## Start Records for the exercise

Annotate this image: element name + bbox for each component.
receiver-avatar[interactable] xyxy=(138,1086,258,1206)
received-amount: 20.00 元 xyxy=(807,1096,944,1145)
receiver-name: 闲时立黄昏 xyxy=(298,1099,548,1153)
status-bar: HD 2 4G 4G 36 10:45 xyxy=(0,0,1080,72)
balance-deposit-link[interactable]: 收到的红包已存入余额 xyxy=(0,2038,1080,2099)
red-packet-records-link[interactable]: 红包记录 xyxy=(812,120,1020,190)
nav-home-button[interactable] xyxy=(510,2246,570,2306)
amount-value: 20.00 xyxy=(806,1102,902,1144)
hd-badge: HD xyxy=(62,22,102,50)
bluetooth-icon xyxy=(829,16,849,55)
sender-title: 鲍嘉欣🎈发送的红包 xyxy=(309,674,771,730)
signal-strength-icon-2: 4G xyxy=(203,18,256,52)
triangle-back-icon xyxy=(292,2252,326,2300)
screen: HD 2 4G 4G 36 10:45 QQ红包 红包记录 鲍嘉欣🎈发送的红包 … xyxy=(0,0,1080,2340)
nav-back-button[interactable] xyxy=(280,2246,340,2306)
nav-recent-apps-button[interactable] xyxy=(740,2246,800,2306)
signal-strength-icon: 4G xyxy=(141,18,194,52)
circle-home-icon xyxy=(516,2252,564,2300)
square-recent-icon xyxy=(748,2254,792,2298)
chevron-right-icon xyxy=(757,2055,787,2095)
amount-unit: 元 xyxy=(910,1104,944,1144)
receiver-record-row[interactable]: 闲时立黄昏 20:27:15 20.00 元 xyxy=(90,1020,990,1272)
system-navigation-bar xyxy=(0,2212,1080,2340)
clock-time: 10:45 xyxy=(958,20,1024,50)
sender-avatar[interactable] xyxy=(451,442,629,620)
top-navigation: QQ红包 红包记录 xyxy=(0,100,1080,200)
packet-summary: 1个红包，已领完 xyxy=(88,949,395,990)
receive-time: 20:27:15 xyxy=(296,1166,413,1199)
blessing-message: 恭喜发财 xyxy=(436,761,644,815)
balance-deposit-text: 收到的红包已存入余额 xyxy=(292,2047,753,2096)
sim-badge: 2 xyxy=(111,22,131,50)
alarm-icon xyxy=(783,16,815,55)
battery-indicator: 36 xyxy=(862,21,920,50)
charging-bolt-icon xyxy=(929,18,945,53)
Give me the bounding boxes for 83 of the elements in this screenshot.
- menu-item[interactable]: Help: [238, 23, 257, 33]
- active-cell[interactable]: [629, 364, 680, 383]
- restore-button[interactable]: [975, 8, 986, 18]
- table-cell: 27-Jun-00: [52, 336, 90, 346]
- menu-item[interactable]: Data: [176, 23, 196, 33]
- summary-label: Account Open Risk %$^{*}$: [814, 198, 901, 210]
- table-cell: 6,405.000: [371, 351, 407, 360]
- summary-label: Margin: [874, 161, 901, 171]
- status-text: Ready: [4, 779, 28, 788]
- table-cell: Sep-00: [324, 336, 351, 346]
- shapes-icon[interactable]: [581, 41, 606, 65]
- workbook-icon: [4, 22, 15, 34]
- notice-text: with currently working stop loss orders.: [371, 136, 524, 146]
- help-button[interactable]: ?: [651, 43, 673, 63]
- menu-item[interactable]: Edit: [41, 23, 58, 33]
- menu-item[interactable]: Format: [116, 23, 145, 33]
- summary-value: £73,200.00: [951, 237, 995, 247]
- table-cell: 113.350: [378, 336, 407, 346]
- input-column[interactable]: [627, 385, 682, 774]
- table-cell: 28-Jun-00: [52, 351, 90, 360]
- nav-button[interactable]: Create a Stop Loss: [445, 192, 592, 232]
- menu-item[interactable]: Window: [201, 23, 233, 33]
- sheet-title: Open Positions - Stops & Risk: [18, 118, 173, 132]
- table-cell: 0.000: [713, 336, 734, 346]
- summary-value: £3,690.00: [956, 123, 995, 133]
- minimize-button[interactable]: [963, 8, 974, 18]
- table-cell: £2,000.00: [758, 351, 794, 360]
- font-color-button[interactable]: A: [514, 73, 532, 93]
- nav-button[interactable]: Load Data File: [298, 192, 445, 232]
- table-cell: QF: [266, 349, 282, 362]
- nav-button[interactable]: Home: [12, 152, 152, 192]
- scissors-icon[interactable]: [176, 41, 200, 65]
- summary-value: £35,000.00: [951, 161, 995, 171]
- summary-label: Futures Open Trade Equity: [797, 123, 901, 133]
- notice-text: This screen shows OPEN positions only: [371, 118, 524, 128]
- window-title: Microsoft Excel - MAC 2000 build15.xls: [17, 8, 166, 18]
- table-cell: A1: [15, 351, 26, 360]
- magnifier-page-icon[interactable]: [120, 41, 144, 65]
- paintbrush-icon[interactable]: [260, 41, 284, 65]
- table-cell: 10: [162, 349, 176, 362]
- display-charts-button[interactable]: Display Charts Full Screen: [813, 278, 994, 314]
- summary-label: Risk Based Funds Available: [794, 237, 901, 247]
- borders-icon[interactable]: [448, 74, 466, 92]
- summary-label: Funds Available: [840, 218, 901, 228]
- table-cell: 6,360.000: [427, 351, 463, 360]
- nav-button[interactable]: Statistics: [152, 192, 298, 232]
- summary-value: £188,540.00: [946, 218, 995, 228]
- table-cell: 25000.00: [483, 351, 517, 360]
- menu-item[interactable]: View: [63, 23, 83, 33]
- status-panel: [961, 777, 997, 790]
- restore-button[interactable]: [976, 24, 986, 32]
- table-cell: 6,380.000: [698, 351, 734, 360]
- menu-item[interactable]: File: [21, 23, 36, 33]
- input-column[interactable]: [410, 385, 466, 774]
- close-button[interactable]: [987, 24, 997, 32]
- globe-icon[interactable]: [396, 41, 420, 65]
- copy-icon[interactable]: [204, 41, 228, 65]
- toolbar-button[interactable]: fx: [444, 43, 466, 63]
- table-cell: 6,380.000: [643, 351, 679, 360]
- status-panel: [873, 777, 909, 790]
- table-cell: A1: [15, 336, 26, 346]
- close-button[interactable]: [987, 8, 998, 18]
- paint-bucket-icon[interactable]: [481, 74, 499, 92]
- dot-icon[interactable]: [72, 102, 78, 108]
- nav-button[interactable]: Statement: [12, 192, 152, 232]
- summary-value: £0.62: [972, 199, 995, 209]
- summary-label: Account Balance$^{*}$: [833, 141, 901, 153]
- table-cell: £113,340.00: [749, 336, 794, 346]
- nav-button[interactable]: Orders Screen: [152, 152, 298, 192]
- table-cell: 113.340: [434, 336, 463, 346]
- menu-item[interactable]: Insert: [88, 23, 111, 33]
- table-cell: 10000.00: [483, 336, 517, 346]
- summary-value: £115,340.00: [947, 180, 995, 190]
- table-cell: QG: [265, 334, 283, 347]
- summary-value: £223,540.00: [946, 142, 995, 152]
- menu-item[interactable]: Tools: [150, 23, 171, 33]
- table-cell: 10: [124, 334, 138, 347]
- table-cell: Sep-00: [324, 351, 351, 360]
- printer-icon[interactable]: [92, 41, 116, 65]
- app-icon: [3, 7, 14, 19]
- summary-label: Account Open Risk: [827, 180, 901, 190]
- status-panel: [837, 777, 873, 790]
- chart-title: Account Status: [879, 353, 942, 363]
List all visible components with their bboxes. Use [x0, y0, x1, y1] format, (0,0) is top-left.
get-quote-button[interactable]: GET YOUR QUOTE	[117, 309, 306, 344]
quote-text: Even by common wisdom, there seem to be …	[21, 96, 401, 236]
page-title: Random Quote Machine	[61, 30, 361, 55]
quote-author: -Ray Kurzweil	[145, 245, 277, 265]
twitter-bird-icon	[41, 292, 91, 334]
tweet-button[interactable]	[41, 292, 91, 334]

## End Records for the exercise

_Given request:_ Rewrite everything from the start of the material down through the line containing "sender-title: 鲍嘉欣🎈发送的红包 xyxy=(309,674,771,730)", renaming "interactable" to "clickable" and leaving every other character unchanged.

_Result of the task:_
Annotate this image: element name + bbox for each component.
receiver-avatar[clickable] xyxy=(138,1086,258,1206)
received-amount: 20.00 元 xyxy=(807,1096,944,1145)
receiver-name: 闲时立黄昏 xyxy=(298,1099,548,1153)
status-bar: HD 2 4G 4G 36 10:45 xyxy=(0,0,1080,72)
balance-deposit-link[clickable]: 收到的红包已存入余额 xyxy=(0,2038,1080,2099)
red-packet-records-link[clickable]: 红包记录 xyxy=(812,120,1020,190)
nav-home-button[clickable] xyxy=(510,2246,570,2306)
amount-value: 20.00 xyxy=(806,1102,902,1144)
hd-badge: HD xyxy=(62,22,102,50)
bluetooth-icon xyxy=(829,16,849,55)
sender-title: 鲍嘉欣🎈发送的红包 xyxy=(309,674,771,730)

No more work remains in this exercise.